=== Exercise aim ===
Reproduce all of the material below, replacing "screenshot" with "screen capture" wherever it occurs and leaving everything else unchanged. Leave the pictures out of your answer.

+ + + + + + +

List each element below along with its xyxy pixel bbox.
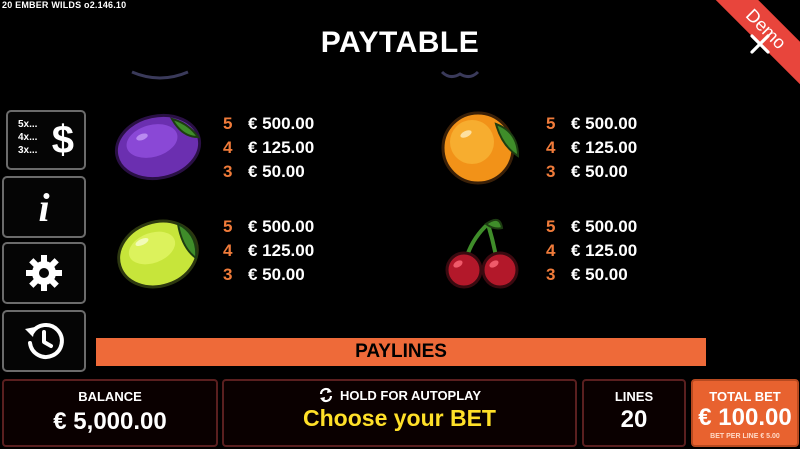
balance-label: BALANCE xyxy=(78,389,142,404)
lines-value: 20 xyxy=(620,406,648,433)
total-bet-value: € 100.00 xyxy=(698,404,792,431)
lemon-icon xyxy=(117,219,199,289)
paytable-title: PAYTABLE xyxy=(320,26,480,59)
scrolled-symbol-edge-left xyxy=(131,70,189,80)
lines-label: LINES xyxy=(614,389,654,404)
paylines-header: PAYLINES xyxy=(96,338,706,366)
history-button[interactable] xyxy=(2,310,86,372)
history-icon xyxy=(25,322,64,359)
balance-panel: BALANCE € 5,000.00 xyxy=(2,379,218,447)
bet-panel[interactable]: HOLD FOR AUTOPLAY Choose your BET xyxy=(222,379,577,447)
dollar-icon: $ xyxy=(51,118,74,162)
plum-icon xyxy=(114,113,202,181)
choose-bet-label: Choose your BET xyxy=(303,405,496,431)
paytable-button[interactable]: 5x... 4x... 3x... $ xyxy=(6,110,86,170)
cherry-icon xyxy=(445,218,519,289)
orange-payouts: 5 € 500.00 4 € 125.00 3 € 50.00 xyxy=(546,114,638,181)
lines-panel[interactable]: LINES 20 xyxy=(582,379,686,447)
scrolled-symbol-edge-right xyxy=(440,70,480,79)
bet-per-line: BET PER LINE € 5.00 xyxy=(710,433,780,440)
info-button[interactable]: i xyxy=(2,176,86,238)
settings-button[interactable] xyxy=(2,242,86,304)
paytable-multipliers: 5x... 4x... 3x... xyxy=(18,119,38,156)
orange-icon xyxy=(441,111,520,185)
cherry-payouts: 5 € 500.00 4 € 125.00 3 € 50.00 xyxy=(546,217,638,284)
total-bet-panel[interactable]: TOTAL BET € 100.00 BET PER LINE € 5.00 xyxy=(691,379,799,447)
balance-value: € 5,000.00 xyxy=(53,408,167,435)
info-icon: i xyxy=(38,184,50,230)
lemon-payouts: 5 € 500.00 4 € 125.00 3 € 50.00 xyxy=(223,217,315,284)
plum-payouts: 5 € 500.00 4 € 125.00 3 € 50.00 xyxy=(223,114,315,181)
gear-icon xyxy=(26,255,62,291)
autoplay-icon xyxy=(319,387,333,403)
total-bet-label: TOTAL BET xyxy=(709,389,781,404)
game-version: 20 EMBER WILDS o2.146.10 xyxy=(2,0,127,10)
hold-autoplay-label: HOLD FOR AUTOPLAY xyxy=(339,387,482,403)
close-icon[interactable] xyxy=(749,33,771,55)
autoplay-hint: HOLD FOR AUTOPLAY xyxy=(224,387,575,403)
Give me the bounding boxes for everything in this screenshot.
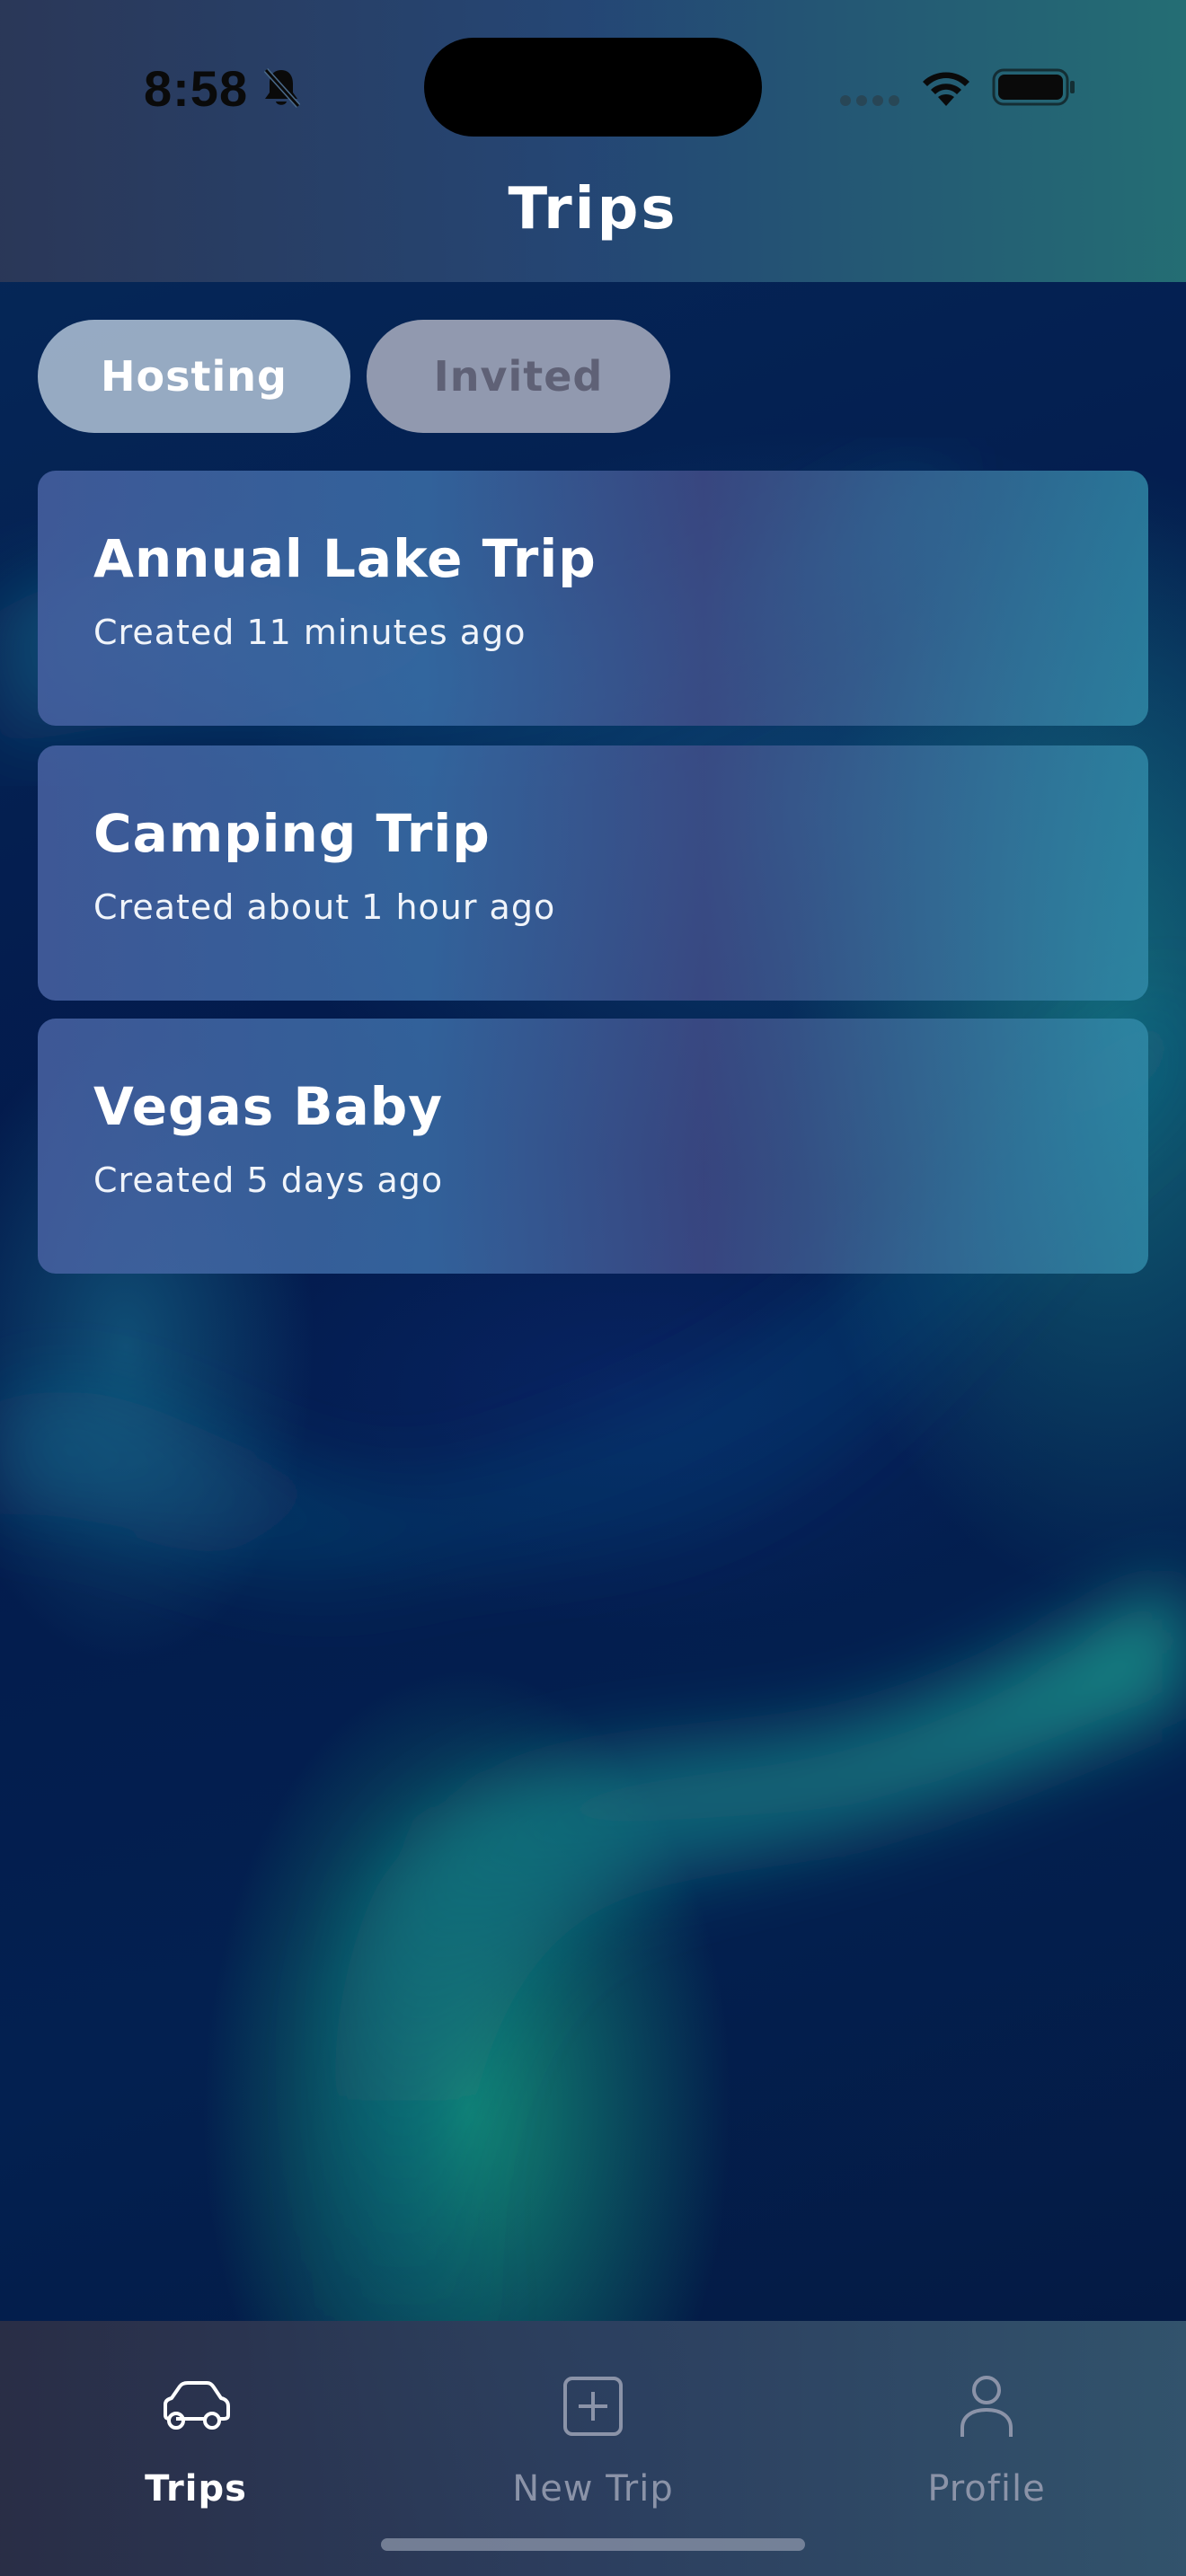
plus-square-icon	[562, 2368, 624, 2445]
home-indicator[interactable]	[381, 2538, 805, 2551]
signal-icon	[839, 93, 902, 110]
status-time: 8:58	[144, 60, 249, 117]
tab-profile-label: Profile	[927, 2468, 1046, 2510]
dynamic-island	[424, 38, 762, 137]
tab-trips-label: Trips	[145, 2468, 247, 2510]
wifi-icon	[918, 66, 974, 111]
car-icon	[160, 2368, 232, 2445]
segment-invited[interactable]: Invited	[367, 320, 670, 433]
trip-created: Created about 1 hour ago	[93, 887, 556, 927]
trip-card[interactable]: Annual Lake Trip Created 11 minutes ago	[38, 471, 1148, 726]
trip-created: Created 11 minutes ago	[93, 613, 527, 652]
bell-muted-icon	[261, 66, 302, 113]
trip-card[interactable]: Camping Trip Created about 1 hour ago	[38, 745, 1148, 1001]
segment-hosting[interactable]: Hosting	[38, 320, 350, 433]
person-icon	[959, 2368, 1014, 2445]
trip-name: Annual Lake Trip	[93, 528, 597, 589]
trip-name: Vegas Baby	[93, 1076, 444, 1137]
header-bar: 8:58 Trips	[0, 0, 1186, 282]
bottom-tab-bar: Trips New Trip Profile	[0, 2321, 1186, 2576]
trip-card[interactable]: Vegas Baby Created 5 days ago	[38, 1019, 1148, 1274]
trip-name: Camping Trip	[93, 803, 491, 864]
battery-icon	[992, 68, 1076, 110]
tab-profile[interactable]: Profile	[852, 2368, 1121, 2511]
page-title: Trips	[508, 176, 678, 243]
trip-created: Created 5 days ago	[93, 1160, 444, 1200]
tab-new-trip[interactable]: New Trip	[458, 2368, 728, 2511]
tab-new-trip-label: New Trip	[512, 2468, 674, 2510]
tab-trips[interactable]: Trips	[61, 2368, 331, 2511]
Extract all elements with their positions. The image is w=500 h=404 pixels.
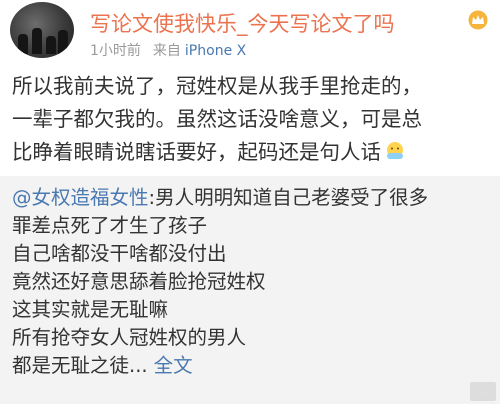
user-avatar[interactable] [10, 2, 74, 58]
repost-line: 自己啥都没干啥都没付出 [12, 242, 227, 265]
repost-line-last: 都是无耻之徒... 全文 [12, 352, 496, 380]
vip-crown-icon [468, 10, 488, 30]
post-line: 所以我前夫说了，冠姓权是从我手里抢走的， [12, 74, 422, 98]
source-device[interactable]: iPhone X [185, 43, 246, 59]
post-meta: 1小时前 来自 iPhone X [90, 40, 246, 60]
repost-card[interactable]: @女权造福女性:男人明明知道自己老婆受了很多 罪差点死了才生了孩子 自己啥都没干… [0, 176, 500, 404]
repost-line-text: 都是无耻之徒... [12, 354, 148, 377]
source-prefix: 来自 [152, 43, 181, 59]
repost-line: 罪差点死了才生了孩子 [12, 214, 208, 237]
post-line-last: 比睁着眼睛说瞎话要好，起码还是句人话 [12, 136, 492, 169]
repost-line: 这其实就是无耻嘛 [12, 298, 169, 321]
repost-body: @女权造福女性:男人明明知道自己老婆受了很多 罪差点死了才生了孩子 自己啥都没干… [12, 184, 496, 380]
post-header: 写论文使我快乐_今天写论文了吗 1小时前 来自 iPhone X [0, 0, 500, 62]
repost-line: 竟然还好意思舔着脸抢冠姓权 [12, 270, 266, 293]
repost-line: 所有抢夺女人冠姓权的男人 [12, 326, 247, 349]
username[interactable]: 写论文使我快乐_今天写论文了吗 [90, 8, 395, 38]
watermark: ... [470, 382, 496, 401]
emoji-hand-icon [387, 142, 403, 159]
repost-line-first: @女权造福女性:男人明明知道自己老婆受了很多 [12, 184, 496, 212]
repost-line-text: :男人明明知道自己老婆受了很多 [148, 186, 429, 209]
post-line: 一辈子都欠我的。虽然这话没啥意义，可是总 [12, 107, 422, 131]
post-body: 所以我前夫说了，冠姓权是从我手里抢走的， 一辈子都欠我的。虽然这话没啥意义，可是… [12, 70, 492, 169]
mention-link[interactable]: @女权造福女性 [12, 186, 149, 209]
post-time: 1小时前 [90, 43, 141, 59]
post-line-text: 比睁着眼睛说瞎话要好，起码还是句人话 [12, 140, 381, 164]
read-more-link[interactable]: 全文 [154, 354, 193, 377]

+ + + + + + +

=== Response for this exercise ===
List each element below along with its xyxy pixel bbox.
balance-label: BALANCE xyxy=(78,389,142,404)
lines-value: 20 xyxy=(620,406,648,433)
total-bet-value: € 100.00 xyxy=(698,404,792,431)
lemon-icon xyxy=(117,219,199,289)
paytable-title: PAYTABLE xyxy=(320,26,480,59)
scrolled-symbol-edge-left xyxy=(131,70,189,80)
lines-label: LINES xyxy=(614,389,654,404)
paylines-header: PAYLINES xyxy=(96,338,706,366)
history-button[interactable] xyxy=(2,310,86,372)
history-icon xyxy=(25,322,64,359)
balance-panel: BALANCE € 5,000.00 xyxy=(2,379,218,447)
bet-panel[interactable]: HOLD FOR AUTOPLAY Choose your BET xyxy=(222,379,577,447)
dollar-icon: $ xyxy=(51,118,74,162)
plum-icon xyxy=(114,113,202,181)
choose-bet-label: Choose your BET xyxy=(303,405,496,431)
paytable-button[interactable]: 5x... 4x... 3x... $ xyxy=(6,110,86,170)
cherry-icon xyxy=(445,218,519,289)
orange-payouts: 5 € 500.00 4 € 125.00 3 € 50.00 xyxy=(546,114,638,181)
lines-panel[interactable]: LINES 20 xyxy=(582,379,686,447)
scrolled-symbol-edge-right xyxy=(440,70,480,79)
bet-per-line: BET PER LINE € 5.00 xyxy=(710,433,780,440)
info-button[interactable]: i xyxy=(2,176,86,238)
settings-button[interactable] xyxy=(2,242,86,304)
paytable-multipliers: 5x... 4x... 3x... xyxy=(18,119,38,156)
orange-icon xyxy=(441,111,520,185)
cherry-payouts: 5 € 500.00 4 € 125.00 3 € 50.00 xyxy=(546,217,638,284)
total-bet-panel[interactable]: TOTAL BET € 100.00 BET PER LINE € 5.00 xyxy=(691,379,799,447)
balance-value: € 5,000.00 xyxy=(53,408,167,435)
info-icon: i xyxy=(38,184,50,230)
lemon-payouts: 5 € 500.00 4 € 125.00 3 € 50.00 xyxy=(223,217,315,284)
plum-payouts: 5 € 500.00 4 € 125.00 3 € 50.00 xyxy=(223,114,315,181)
gear-icon xyxy=(26,255,62,291)
autoplay-icon xyxy=(319,387,333,403)
total-bet-label: TOTAL BET xyxy=(709,389,781,404)
game-version: 20 EMBER WILDS o2.146.10 xyxy=(2,0,127,10)
hold-autoplay-label: HOLD FOR AUTOPLAY xyxy=(339,387,482,403)
close-icon[interactable] xyxy=(749,33,771,55)
autoplay-hint: HOLD FOR AUTOPLAY xyxy=(224,387,575,403)
Give me the bounding boxes for everything in this screen capture.
plus-square-icon	[562, 2368, 624, 2445]
home-indicator[interactable]	[381, 2538, 805, 2551]
signal-icon	[839, 93, 902, 110]
status-time: 8:58	[144, 60, 249, 117]
tab-profile-label: Profile	[927, 2468, 1046, 2510]
dynamic-island	[424, 38, 762, 137]
tab-trips-label: Trips	[145, 2468, 247, 2510]
wifi-icon	[918, 66, 974, 111]
car-icon	[160, 2368, 232, 2445]
segment-invited[interactable]: Invited	[367, 320, 670, 433]
trip-created: Created about 1 hour ago	[93, 887, 556, 927]
trip-card[interactable]: Annual Lake Trip Created 11 minutes ago	[38, 471, 1148, 726]
trip-created: Created 11 minutes ago	[93, 613, 527, 652]
bell-muted-icon	[261, 66, 302, 113]
trip-card[interactable]: Camping Trip Created about 1 hour ago	[38, 745, 1148, 1001]
segment-hosting[interactable]: Hosting	[38, 320, 350, 433]
person-icon	[959, 2368, 1014, 2445]
trip-name: Annual Lake Trip	[93, 528, 597, 589]
trip-name: Vegas Baby	[93, 1076, 444, 1137]
header-bar: 8:58 Trips	[0, 0, 1186, 282]
bottom-tab-bar: Trips New Trip Profile	[0, 2321, 1186, 2576]
trip-card[interactable]: Vegas Baby Created 5 days ago	[38, 1019, 1148, 1274]
trip-name: Camping Trip	[93, 803, 491, 864]
battery-icon	[992, 68, 1076, 110]
tab-profile[interactable]: Profile	[852, 2368, 1121, 2511]
page-title: Trips	[508, 176, 678, 243]
trip-created: Created 5 days ago	[93, 1160, 444, 1200]
tab-new-trip[interactable]: New Trip	[458, 2368, 728, 2511]
tab-new-trip-label: New Trip	[512, 2468, 674, 2510]
tab-trips[interactable]: Trips	[61, 2368, 331, 2511]
Extract all elements with their positions. The image is w=500 h=404 pixels.
user-avatar[interactable] [10, 2, 74, 58]
repost-line: 自己啥都没干啥都没付出 [12, 242, 227, 265]
repost-line-last: 都是无耻之徒... 全文 [12, 352, 496, 380]
vip-crown-icon [468, 10, 488, 30]
post-line: 所以我前夫说了，冠姓权是从我手里抢走的， [12, 74, 422, 98]
source-device[interactable]: iPhone X [185, 43, 246, 59]
post-meta: 1小时前 来自 iPhone X [90, 40, 246, 60]
repost-card[interactable]: @女权造福女性:男人明明知道自己老婆受了很多 罪差点死了才生了孩子 自己啥都没干… [0, 176, 500, 404]
repost-line-text: 都是无耻之徒... [12, 354, 148, 377]
source-prefix: 来自 [152, 43, 181, 59]
repost-line: 罪差点死了才生了孩子 [12, 214, 208, 237]
post-line-last: 比睁着眼睛说瞎话要好，起码还是句人话 [12, 136, 492, 169]
repost-line: 这其实就是无耻嘛 [12, 298, 169, 321]
repost-body: @女权造福女性:男人明明知道自己老婆受了很多 罪差点死了才生了孩子 自己啥都没干… [12, 184, 496, 380]
post-header: 写论文使我快乐_今天写论文了吗 1小时前 来自 iPhone X [0, 0, 500, 62]
repost-line: 竟然还好意思舔着脸抢冠姓权 [12, 270, 266, 293]
repost-line: 所有抢夺女人冠姓权的男人 [12, 326, 247, 349]
username[interactable]: 写论文使我快乐_今天写论文了吗 [90, 8, 395, 38]
watermark: ... [470, 382, 496, 401]
emoji-hand-icon [387, 142, 403, 159]
repost-line-first: @女权造福女性:男人明明知道自己老婆受了很多 [12, 184, 496, 212]
repost-line-text: :男人明明知道自己老婆受了很多 [148, 186, 429, 209]
post-line: 一辈子都欠我的。虽然这话没啥意义，可是总 [12, 107, 422, 131]
post-body: 所以我前夫说了，冠姓权是从我手里抢走的， 一辈子都欠我的。虽然这话没啥意义，可是… [12, 70, 492, 169]
mention-link[interactable]: @女权造福女性 [12, 186, 149, 209]
post-time: 1小时前 [90, 43, 141, 59]
post-line-text: 比睁着眼睛说瞎话要好，起码还是句人话 [12, 140, 381, 164]
read-more-link[interactable]: 全文 [154, 354, 193, 377]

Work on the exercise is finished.